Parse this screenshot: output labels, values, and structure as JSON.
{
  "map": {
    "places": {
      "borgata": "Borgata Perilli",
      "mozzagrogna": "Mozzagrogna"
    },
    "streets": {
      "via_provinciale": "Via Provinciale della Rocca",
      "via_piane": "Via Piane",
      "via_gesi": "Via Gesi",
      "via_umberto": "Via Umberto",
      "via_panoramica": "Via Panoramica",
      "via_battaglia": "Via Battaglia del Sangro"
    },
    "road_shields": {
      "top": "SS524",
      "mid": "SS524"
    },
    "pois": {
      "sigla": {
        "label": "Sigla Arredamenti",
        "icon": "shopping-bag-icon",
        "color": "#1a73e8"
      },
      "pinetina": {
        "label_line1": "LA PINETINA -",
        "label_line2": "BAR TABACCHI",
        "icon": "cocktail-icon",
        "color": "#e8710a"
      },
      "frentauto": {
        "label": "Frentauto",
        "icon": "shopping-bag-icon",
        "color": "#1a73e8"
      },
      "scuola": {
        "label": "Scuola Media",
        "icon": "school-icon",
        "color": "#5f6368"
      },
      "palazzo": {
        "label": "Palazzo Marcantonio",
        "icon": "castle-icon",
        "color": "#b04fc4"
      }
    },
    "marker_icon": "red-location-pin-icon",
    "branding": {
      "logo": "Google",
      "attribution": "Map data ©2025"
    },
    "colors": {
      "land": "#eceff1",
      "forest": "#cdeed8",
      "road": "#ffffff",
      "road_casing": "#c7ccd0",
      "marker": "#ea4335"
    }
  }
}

Aim of the task ▸ Reproduce the material verbatim, line by line.

Reply ▸
Parse this screenshot: output labels, values, and structure as JSON.
{
  "map": {
    "places": {
      "borgata": "Borgata Perilli",
      "mozzagrogna": "Mozzagrogna"
    },
    "streets": {
      "via_provinciale": "Via Provinciale della Rocca",
      "via_piane": "Via Piane",
      "via_gesi": "Via Gesi",
      "via_umberto": "Via Umberto",
      "via_panoramica": "Via Panoramica",
      "via_battaglia": "Via Battaglia del Sangro"
    },
    "road_shields": {
      "top": "SS524",
      "mid": "SS524"
    },
    "pois": {
      "sigla": {
        "label": "Sigla Arredamenti",
        "icon": "shopping-bag-icon",
        "color": "#1a73e8"
      },
      "pinetina": {
        "label_line1": "LA PINETINA -",
        "label_line2": "BAR TABACCHI",
        "icon": "cocktail-icon",
        "color": "#e8710a"
      },
      "frentauto": {
        "label": "Frentauto",
        "icon": "shopping-bag-icon",
        "color": "#1a73e8"
      },
      "scuola": {
        "label": "Scuola Media",
        "icon": "school-icon",
        "color": "#5f6368"
      },
      "palazzo": {
        "label": "Palazzo Marcantonio",
        "icon": "castle-icon",
        "color": "#b04fc4"
      }
    },
    "marker_icon": "red-location-pin-icon",
    "branding": {
      "logo": "Google",
      "attribution": "Map data ©2025"
    },
    "colors": {
      "land": "#eceff1",
      "forest": "#cdeed8",
      "road": "#ffffff",
      "road_casing": "#c7ccd0",
      "marker": "#ea4335"
    }
  }
}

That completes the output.